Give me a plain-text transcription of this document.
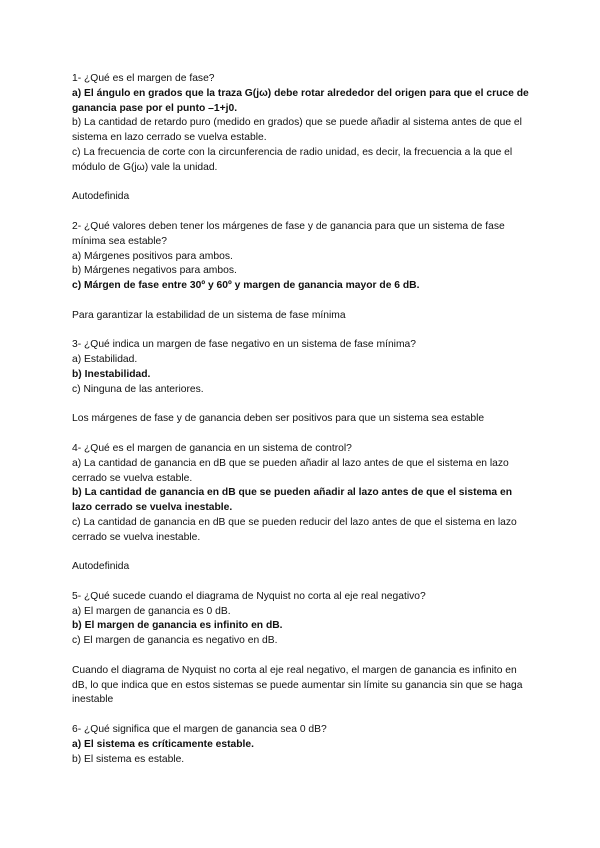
1- ¿Qué es el margen de fase?
a) El ángulo en grados que la traza G(jω) debe rotar alrededor del origen para que el cruce de ganancia pase por el punto –1+j0.
b) La cantidad de retardo puro (medido en grados) que se puede añadir al sistema antes de que el sistema en lazo cerrado se vuelva estable.
c) La frecuencia de corte con la circunferencia de radio unidad, es decir, la frecuencia a la que el módulo de G(jω) vale la unidad.
Autodefinida
2- ¿Qué valores deben tener los márgenes de fase y de ganancia para que un sistema de fase mínima sea estable?
a) Márgenes positivos para ambos.
b) Márgenes negativos para ambos.
c) Márgen de fase entre 30º y 60º y margen de ganancia mayor de 6 dB.
Para garantizar la estabilidad de un sistema de fase mínima
3- ¿Qué indica un margen de fase negativo en un sistema de fase mínima?
a) Estabilidad.
b) Inestabilidad.
c) Ninguna de las anteriores.
Los márgenes de fase y de ganancia deben ser positivos para que un sistema sea estable
4- ¿Qué es el margen de ganancia en un sistema de control?
a) La cantidad de ganancia en dB que se pueden añadir al lazo antes de que el sistema en lazo cerrado se vuelva estable.
b) La cantidad de ganancia en dB que se pueden añadir al lazo antes de que el sistema en lazo cerrado se vuelva inestable.
c) La cantidad de ganancia en dB que se pueden reducir del lazo antes de que el sistema en lazo cerrado se vuelva inestable.
Autodefinida
5- ¿Qué sucede cuando el diagrama de Nyquist no corta al eje real negativo?
a) El margen de ganancia es 0 dB.
b) El margen de ganancia es infinito en dB.
c) El margen de ganancia es negativo en dB.
Cuando el diagrama de Nyquist no corta al eje real negativo, el margen de ganancia es infinito en dB, lo que indica que en estos sistemas se puede aumentar sin límite su ganancia sin que se haga inestable
6- ¿Qué significa que el margen de ganancia sea 0 dB?
a) El sistema es críticamente estable.
b) El sistema es estable.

——————

**What to produce**: Only the records, copied exactly and free of pictures, belong in the answer.

**Response**:
Give me a plain-text transcription of this document.
1- ¿Qué es el margen de fase?
a) El ángulo en grados que la traza G(jω) debe rotar alrededor del origen para que el cruce de ganancia pase por el punto –1+j0.
b) La cantidad de retardo puro (medido en grados) que se puede añadir al sistema antes de que el sistema en lazo cerrado se vuelva estable.
c) La frecuencia de corte con la circunferencia de radio unidad, es decir, la frecuencia a la que el módulo de G(jω) vale la unidad.
Autodefinida
2- ¿Qué valores deben tener los márgenes de fase y de ganancia para que un sistema de fase mínima sea estable?
a) Márgenes positivos para ambos.
b) Márgenes negativos para ambos.
c) Márgen de fase entre 30º y 60º y margen de ganancia mayor de 6 dB.
Para garantizar la estabilidad de un sistema de fase mínima
3- ¿Qué indica un margen de fase negativo en un sistema de fase mínima?
a) Estabilidad.
b) Inestabilidad.
c) Ninguna de las anteriores.
Los márgenes de fase y de ganancia deben ser positivos para que un sistema sea estable
4- ¿Qué es el margen de ganancia en un sistema de control?
a) La cantidad de ganancia en dB que se pueden añadir al lazo antes de que el sistema en lazo cerrado se vuelva estable.
b) La cantidad de ganancia en dB que se pueden añadir al lazo antes de que el sistema en lazo cerrado se vuelva inestable.
c) La cantidad de ganancia en dB que se pueden reducir del lazo antes de que el sistema en lazo cerrado se vuelva inestable.
Autodefinida
5- ¿Qué sucede cuando el diagrama de Nyquist no corta al eje real negativo?
a) El margen de ganancia es 0 dB.
b) El margen de ganancia es infinito en dB.
c) El margen de ganancia es negativo en dB.
Cuando el diagrama de Nyquist no corta al eje real negativo, el margen de ganancia es infinito en dB, lo que indica que en estos sistemas se puede aumentar sin límite su ganancia sin que se haga inestable
6- ¿Qué significa que el margen de ganancia sea 0 dB?
a) El sistema es críticamente estable.
b) El sistema es estable.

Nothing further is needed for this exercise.